_RECORDS:_
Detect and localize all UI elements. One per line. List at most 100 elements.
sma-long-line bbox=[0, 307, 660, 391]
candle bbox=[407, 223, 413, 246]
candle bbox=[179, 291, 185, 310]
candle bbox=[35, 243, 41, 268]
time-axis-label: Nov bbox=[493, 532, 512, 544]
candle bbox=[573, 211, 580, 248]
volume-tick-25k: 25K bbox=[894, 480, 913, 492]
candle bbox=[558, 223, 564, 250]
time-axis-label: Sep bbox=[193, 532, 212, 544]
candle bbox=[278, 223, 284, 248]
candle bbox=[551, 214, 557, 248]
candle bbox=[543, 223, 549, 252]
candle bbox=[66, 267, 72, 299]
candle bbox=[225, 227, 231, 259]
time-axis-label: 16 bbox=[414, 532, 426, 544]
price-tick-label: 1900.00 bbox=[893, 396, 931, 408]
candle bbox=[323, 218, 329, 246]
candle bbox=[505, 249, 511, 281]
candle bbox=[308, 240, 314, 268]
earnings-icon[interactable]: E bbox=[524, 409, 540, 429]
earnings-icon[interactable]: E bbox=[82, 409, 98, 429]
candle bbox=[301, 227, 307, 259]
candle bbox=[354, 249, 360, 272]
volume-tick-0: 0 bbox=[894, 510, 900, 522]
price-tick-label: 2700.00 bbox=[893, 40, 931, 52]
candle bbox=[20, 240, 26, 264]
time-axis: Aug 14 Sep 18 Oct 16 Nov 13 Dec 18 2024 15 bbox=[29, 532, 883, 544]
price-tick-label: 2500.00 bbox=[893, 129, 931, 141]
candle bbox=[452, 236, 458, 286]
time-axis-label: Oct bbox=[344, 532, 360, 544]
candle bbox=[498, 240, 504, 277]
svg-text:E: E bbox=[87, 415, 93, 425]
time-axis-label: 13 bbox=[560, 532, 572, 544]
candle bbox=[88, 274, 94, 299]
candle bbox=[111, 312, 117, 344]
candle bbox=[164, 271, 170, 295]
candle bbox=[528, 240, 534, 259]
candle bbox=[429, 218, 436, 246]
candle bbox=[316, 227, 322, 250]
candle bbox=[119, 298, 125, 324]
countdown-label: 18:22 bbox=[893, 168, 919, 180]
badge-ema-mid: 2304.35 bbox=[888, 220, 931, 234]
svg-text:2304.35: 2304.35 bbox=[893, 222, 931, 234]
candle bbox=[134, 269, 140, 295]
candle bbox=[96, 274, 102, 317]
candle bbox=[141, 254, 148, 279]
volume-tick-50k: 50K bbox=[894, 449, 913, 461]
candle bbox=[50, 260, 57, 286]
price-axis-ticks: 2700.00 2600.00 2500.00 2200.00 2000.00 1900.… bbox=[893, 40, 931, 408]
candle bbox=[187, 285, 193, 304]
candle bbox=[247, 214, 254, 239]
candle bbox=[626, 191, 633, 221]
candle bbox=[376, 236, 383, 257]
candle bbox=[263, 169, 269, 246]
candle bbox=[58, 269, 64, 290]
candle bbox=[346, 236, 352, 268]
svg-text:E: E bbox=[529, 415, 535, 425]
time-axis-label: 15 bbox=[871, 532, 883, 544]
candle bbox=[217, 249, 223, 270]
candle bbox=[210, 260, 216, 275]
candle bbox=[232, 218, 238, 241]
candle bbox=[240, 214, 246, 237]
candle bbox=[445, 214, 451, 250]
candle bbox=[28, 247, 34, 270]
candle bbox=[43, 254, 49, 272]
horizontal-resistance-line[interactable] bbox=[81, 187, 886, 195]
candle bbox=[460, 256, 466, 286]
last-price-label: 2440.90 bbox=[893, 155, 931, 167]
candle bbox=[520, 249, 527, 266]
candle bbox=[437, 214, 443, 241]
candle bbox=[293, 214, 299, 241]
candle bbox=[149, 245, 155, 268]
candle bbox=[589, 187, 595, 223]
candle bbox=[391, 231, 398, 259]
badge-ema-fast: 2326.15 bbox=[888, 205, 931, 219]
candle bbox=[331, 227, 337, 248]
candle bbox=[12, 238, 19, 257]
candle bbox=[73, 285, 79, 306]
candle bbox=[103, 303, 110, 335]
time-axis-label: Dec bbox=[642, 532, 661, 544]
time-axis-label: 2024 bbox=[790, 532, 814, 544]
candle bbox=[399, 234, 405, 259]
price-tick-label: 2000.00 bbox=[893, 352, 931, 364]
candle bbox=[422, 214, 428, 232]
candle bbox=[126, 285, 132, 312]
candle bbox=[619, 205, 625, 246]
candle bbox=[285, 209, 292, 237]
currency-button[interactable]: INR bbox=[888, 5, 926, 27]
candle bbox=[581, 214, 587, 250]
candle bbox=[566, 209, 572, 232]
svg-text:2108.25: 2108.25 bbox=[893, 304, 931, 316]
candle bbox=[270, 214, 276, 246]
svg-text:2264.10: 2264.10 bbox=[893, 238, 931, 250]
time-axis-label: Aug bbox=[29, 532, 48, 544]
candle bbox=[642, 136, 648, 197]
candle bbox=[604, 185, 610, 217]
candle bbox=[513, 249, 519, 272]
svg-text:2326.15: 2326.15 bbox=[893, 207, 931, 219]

_GOAL:_
Can you arrange every line of the listing above as a JSON list of strings, one string per line, with blank lines left out?

_RESULT FOR THIS TASK:_
[
  "Detect and localize all UI elements. One per line. List at most 100 elements.",
  "sma-long-line bbox=[0, 307, 660, 391]",
  "candle bbox=[407, 223, 413, 246]",
  "candle bbox=[179, 291, 185, 310]",
  "candle bbox=[35, 243, 41, 268]",
  "time-axis-label: Nov bbox=[493, 532, 512, 544]",
  "candle bbox=[573, 211, 580, 248]",
  "volume-tick-25k: 25K bbox=[894, 480, 913, 492]",
  "candle bbox=[558, 223, 564, 250]",
  "time-axis-label: Sep bbox=[193, 532, 212, 544]",
  "candle bbox=[278, 223, 284, 248]",
  "candle bbox=[551, 214, 557, 248]",
  "candle bbox=[543, 223, 549, 252]",
  "candle bbox=[66, 267, 72, 299]",
  "candle bbox=[225, 227, 231, 259]",
  "time-axis-label: 16 bbox=[414, 532, 426, 544]",
  "price-tick-label: 1900.00 bbox=[893, 396, 931, 408]",
  "candle bbox=[323, 218, 329, 246]",
  "candle bbox=[505, 249, 511, 281]",
  "candle bbox=[308, 240, 314, 268]",
  "earnings-icon[interactable]: E bbox=[524, 409, 540, 429]",
  "earnings-icon[interactable]: E bbox=[82, 409, 98, 429]",
  "candle bbox=[301, 227, 307, 259]",
  "candle bbox=[354, 249, 360, 272]",
  "volume-tick-0: 0 bbox=[894, 510, 900, 522]",
  "price-tick-label: 2700.00 bbox=[893, 40, 931, 52]",
  "candle bbox=[20, 240, 26, 264]",
  "time-axis: Aug 14 Sep 18 Oct 16 Nov 13 Dec 18 2024 15 bbox=[29, 532, 883, 544]",
  "price-tick-label: 2500.00 bbox=[893, 129, 931, 141]",
  "candle bbox=[452, 236, 458, 286]",
  "time-axis-label: Oct bbox=[344, 532, 360, 544]",
  "candle bbox=[498, 240, 504, 277]",
  "svg-text:E: E bbox=[87, 415, 93, 425]",
  "time-axis-label: 13 bbox=[560, 532, 572, 544]",
  "candle bbox=[88, 274, 94, 299]",
  "candle bbox=[111, 312, 117, 344]",
  "candle bbox=[164, 271, 170, 295]",
  "candle bbox=[528, 240, 534, 259]",
  "candle bbox=[429, 218, 436, 246]",
  "candle bbox=[316, 227, 322, 250]",
  "candle bbox=[119, 298, 125, 324]",
  "countdown-label: 18:22 bbox=[893, 168, 919, 180]",
  "badge-ema-mid: 2304.35 bbox=[888, 220, 931, 234]",
  "svg-text:2304.35: 2304.35 bbox=[893, 222, 931, 234]",
  "candle bbox=[134, 269, 140, 295]",
  "candle bbox=[96, 274, 102, 317]",
  "candle bbox=[141, 254, 148, 279]",
  "volume-tick-50k: 50K bbox=[894, 449, 913, 461]",
  "candle bbox=[50, 260, 57, 286]",
  "price-axis-ticks: 2700.00 2600.00 2500.00 2200.00 2000.00 1900.… bbox=[893, 40, 931, 408]",
  "candle bbox=[187, 285, 193, 304]",
  "candle bbox=[247, 214, 254, 239]",
  "candle bbox=[626, 191, 633, 221]",
  "candle bbox=[376, 236, 383, 257]",
  "candle bbox=[263, 169, 269, 246]",
  "candle bbox=[58, 269, 64, 290]",
  "candle bbox=[346, 236, 352, 268]",
  "svg-text:E: E bbox=[529, 415, 535, 425]",
  "time-axis-label: 15 bbox=[871, 532, 883, 544]",
  "candle bbox=[217, 249, 223, 270]",
  "candle bbox=[210, 260, 216, 275]",
  "candle bbox=[232, 218, 238, 241]",
  "candle bbox=[240, 214, 246, 237]",
  "candle bbox=[445, 214, 451, 250]",
  "candle bbox=[28, 247, 34, 270]",
  "candle bbox=[43, 254, 49, 272]",
  "horizontal-resistance-line[interactable] bbox=[81, 187, 886, 195]",
  "candle bbox=[460, 256, 466, 286]",
  "last-price-label: 2440.90 bbox=[893, 155, 931, 167]",
  "candle bbox=[520, 249, 527, 266]",
  "candle bbox=[437, 214, 443, 241]",
  "candle bbox=[293, 214, 299, 241]",
  "candle bbox=[149, 245, 155, 268]",
  "candle bbox=[589, 187, 595, 223]",
  "candle bbox=[391, 231, 398, 259]",
  "badge-ema-fast: 2326.15 bbox=[888, 205, 931, 219]",
  "candle bbox=[331, 227, 337, 248]",
  "candle bbox=[12, 238, 19, 257]",
  "candle bbox=[73, 285, 79, 306]",
  "candle bbox=[103, 303, 110, 335]",
  "time-axis-label: Dec bbox=[642, 532, 661, 544]",
  "time-axis-label: 2024 bbox=[790, 532, 814, 544]",
  "candle bbox=[399, 234, 405, 259]",
  "price-tick-label: 2000.00 bbox=[893, 352, 931, 364]",
  "candle bbox=[422, 214, 428, 232]",
  "candle bbox=[126, 285, 132, 312]",
  "candle bbox=[619, 205, 625, 246]",
  "candle bbox=[285, 209, 292, 237]",
  "currency-button[interactable]: INR bbox=[888, 5, 926, 27]",
  "candle bbox=[581, 214, 587, 250]",
  "candle bbox=[566, 209, 572, 232]",
  "svg-text:2108.25: 2108.25 bbox=[893, 304, 931, 316]",
  "candle bbox=[270, 214, 276, 246]",
  "svg-text:2264.10: 2264.10 bbox=[893, 238, 931, 250]",
  "time-axis-label: Aug bbox=[29, 532, 48, 544]",
  "candle bbox=[642, 136, 648, 197]",
  "candle bbox=[604, 185, 610, 217]",
  "candle bbox=[513, 249, 519, 272]",
  "svg-text:2326.15: 2326.15 bbox=[893, 207, 931, 219]"
]